(MATERIAL FOR THIS EXERCISE):
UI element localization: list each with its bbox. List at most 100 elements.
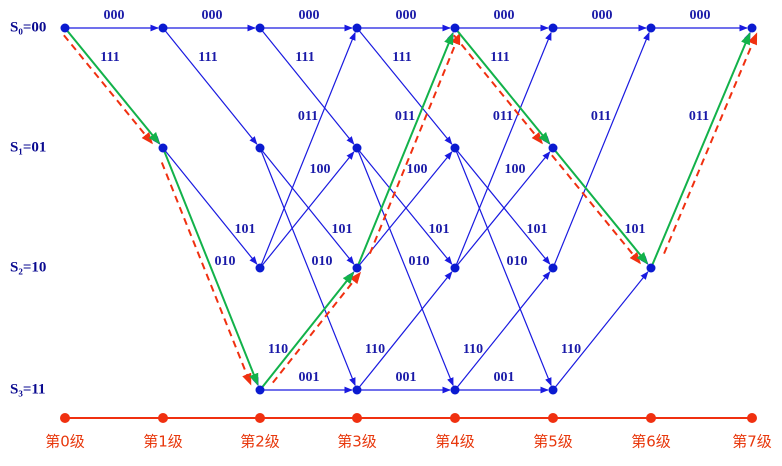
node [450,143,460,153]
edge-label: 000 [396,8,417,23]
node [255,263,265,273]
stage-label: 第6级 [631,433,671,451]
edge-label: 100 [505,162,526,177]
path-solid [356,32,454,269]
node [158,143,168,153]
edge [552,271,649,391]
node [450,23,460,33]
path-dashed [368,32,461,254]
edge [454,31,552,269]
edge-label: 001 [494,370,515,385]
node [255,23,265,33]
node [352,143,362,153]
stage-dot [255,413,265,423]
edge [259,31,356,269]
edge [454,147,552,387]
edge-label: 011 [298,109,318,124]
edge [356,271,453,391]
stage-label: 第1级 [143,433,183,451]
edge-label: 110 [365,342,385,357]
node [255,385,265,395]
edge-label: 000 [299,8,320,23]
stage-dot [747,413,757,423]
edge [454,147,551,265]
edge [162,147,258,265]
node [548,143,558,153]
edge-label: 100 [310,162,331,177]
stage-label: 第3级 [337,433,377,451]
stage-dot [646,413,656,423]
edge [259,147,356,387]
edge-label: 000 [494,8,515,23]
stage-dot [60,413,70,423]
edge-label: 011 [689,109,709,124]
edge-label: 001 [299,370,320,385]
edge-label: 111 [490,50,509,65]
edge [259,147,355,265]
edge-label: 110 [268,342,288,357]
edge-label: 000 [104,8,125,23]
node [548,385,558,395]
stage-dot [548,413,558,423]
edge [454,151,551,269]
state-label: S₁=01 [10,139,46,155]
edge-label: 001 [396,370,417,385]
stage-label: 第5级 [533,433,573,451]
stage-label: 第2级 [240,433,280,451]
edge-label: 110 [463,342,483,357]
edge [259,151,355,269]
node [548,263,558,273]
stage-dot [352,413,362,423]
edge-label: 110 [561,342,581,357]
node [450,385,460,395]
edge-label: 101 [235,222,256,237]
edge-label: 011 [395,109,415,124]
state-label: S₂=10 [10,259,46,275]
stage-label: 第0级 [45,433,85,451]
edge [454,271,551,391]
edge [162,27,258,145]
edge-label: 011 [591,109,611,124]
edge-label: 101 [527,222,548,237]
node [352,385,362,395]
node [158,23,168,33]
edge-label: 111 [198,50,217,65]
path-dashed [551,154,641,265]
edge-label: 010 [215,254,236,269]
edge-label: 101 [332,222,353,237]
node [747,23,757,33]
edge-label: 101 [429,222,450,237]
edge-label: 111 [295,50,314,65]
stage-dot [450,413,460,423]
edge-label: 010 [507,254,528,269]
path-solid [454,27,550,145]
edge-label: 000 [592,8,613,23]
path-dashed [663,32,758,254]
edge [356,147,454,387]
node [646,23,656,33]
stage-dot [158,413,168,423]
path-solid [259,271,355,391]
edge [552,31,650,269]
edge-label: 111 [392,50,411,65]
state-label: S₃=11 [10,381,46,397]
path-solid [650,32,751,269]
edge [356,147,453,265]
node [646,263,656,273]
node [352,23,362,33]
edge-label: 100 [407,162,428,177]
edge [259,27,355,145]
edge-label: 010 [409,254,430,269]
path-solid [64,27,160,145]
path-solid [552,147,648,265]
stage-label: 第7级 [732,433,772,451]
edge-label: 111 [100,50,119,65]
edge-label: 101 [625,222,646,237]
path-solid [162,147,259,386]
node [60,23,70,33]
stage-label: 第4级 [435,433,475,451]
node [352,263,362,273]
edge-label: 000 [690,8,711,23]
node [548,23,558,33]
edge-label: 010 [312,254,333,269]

==

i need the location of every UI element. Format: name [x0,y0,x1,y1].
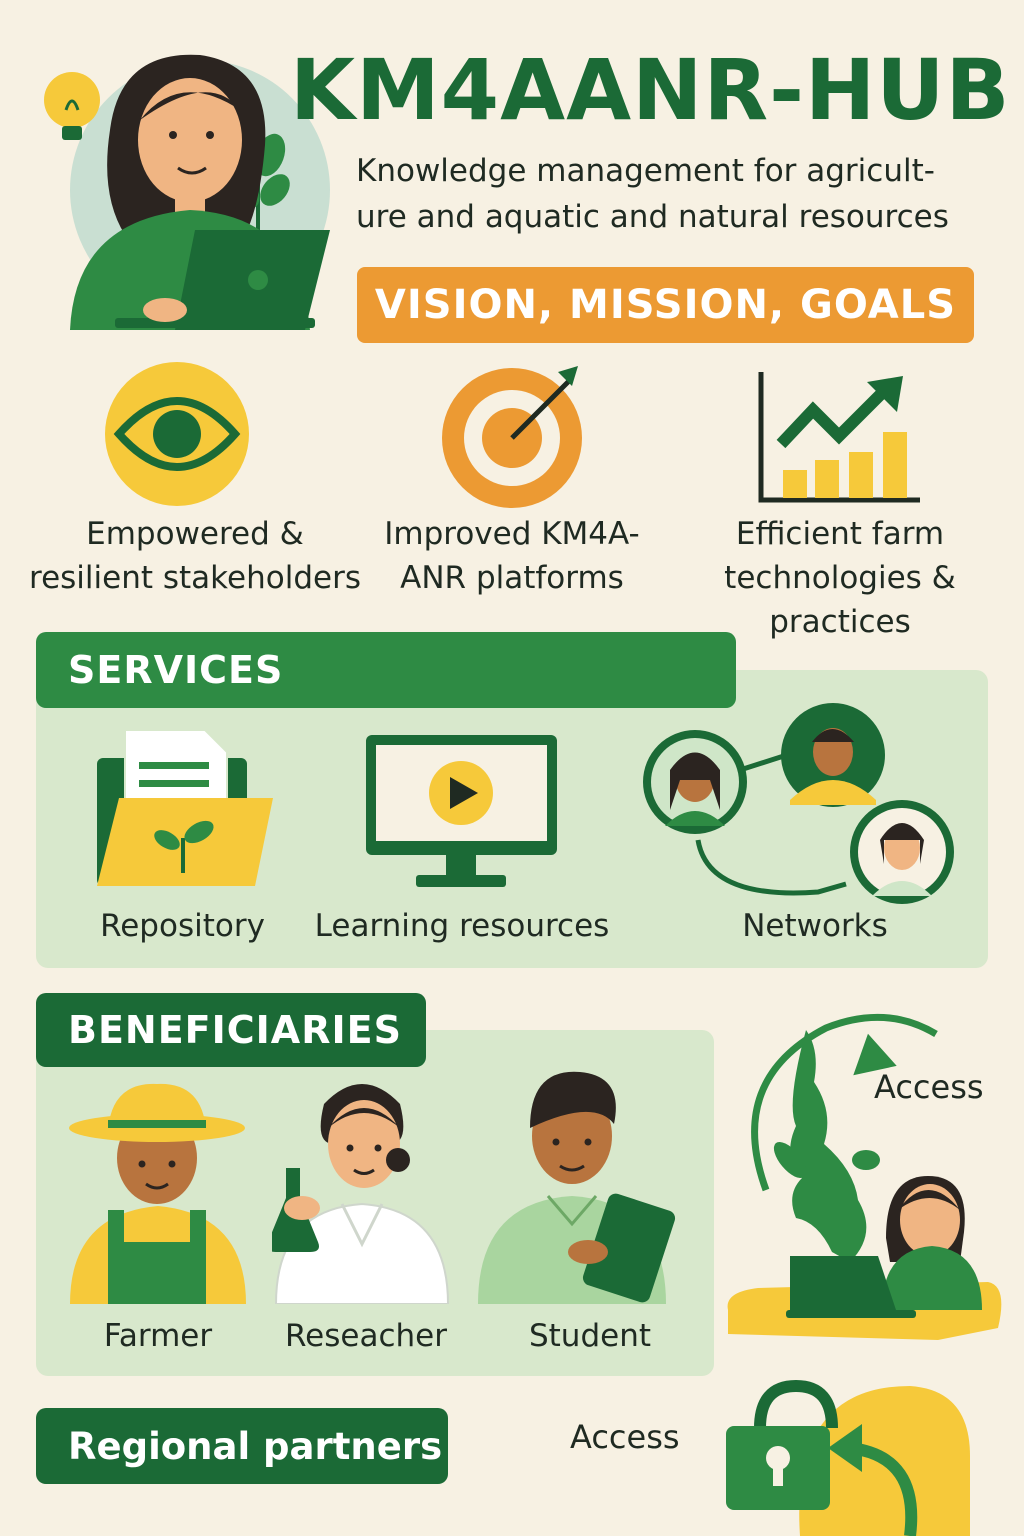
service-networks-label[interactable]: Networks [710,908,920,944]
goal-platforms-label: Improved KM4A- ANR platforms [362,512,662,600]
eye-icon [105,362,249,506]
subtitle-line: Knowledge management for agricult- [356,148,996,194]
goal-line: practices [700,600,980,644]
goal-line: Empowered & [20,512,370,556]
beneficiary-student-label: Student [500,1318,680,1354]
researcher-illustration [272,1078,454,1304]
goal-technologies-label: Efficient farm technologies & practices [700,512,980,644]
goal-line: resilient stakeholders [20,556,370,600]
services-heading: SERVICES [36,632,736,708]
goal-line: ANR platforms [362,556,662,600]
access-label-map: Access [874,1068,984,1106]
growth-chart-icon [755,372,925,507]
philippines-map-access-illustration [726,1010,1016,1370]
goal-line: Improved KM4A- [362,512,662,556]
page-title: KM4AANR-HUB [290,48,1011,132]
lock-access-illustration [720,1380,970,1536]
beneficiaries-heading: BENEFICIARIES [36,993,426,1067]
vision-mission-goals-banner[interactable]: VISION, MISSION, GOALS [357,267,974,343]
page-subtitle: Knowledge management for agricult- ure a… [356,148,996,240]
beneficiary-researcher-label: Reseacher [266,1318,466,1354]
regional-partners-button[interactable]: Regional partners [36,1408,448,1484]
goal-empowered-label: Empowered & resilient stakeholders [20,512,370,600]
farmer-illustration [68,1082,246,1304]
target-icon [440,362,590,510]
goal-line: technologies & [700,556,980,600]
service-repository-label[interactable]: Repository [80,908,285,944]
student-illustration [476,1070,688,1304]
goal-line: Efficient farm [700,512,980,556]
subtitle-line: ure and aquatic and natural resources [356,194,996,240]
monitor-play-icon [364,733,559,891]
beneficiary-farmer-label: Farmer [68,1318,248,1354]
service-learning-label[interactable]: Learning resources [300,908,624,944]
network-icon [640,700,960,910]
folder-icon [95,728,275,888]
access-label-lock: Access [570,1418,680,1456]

(EXERCISE DIRECTIONS):
Copy out the lines of the records from the line containing "node [450,143,460,153]" through the line containing "edge [454,31,552,269]", both of those lines included.

(ANSWER FOR THE TASK):
node [450,143,460,153]
edge-label: 000 [396,8,417,23]
node [255,263,265,273]
stage-label: 第6级 [631,433,671,451]
edge-label: 100 [505,162,526,177]
path-solid [356,32,454,269]
node [158,143,168,153]
edge [552,271,649,391]
node [450,23,460,33]
path-dashed [368,32,461,254]
edge [454,31,552,269]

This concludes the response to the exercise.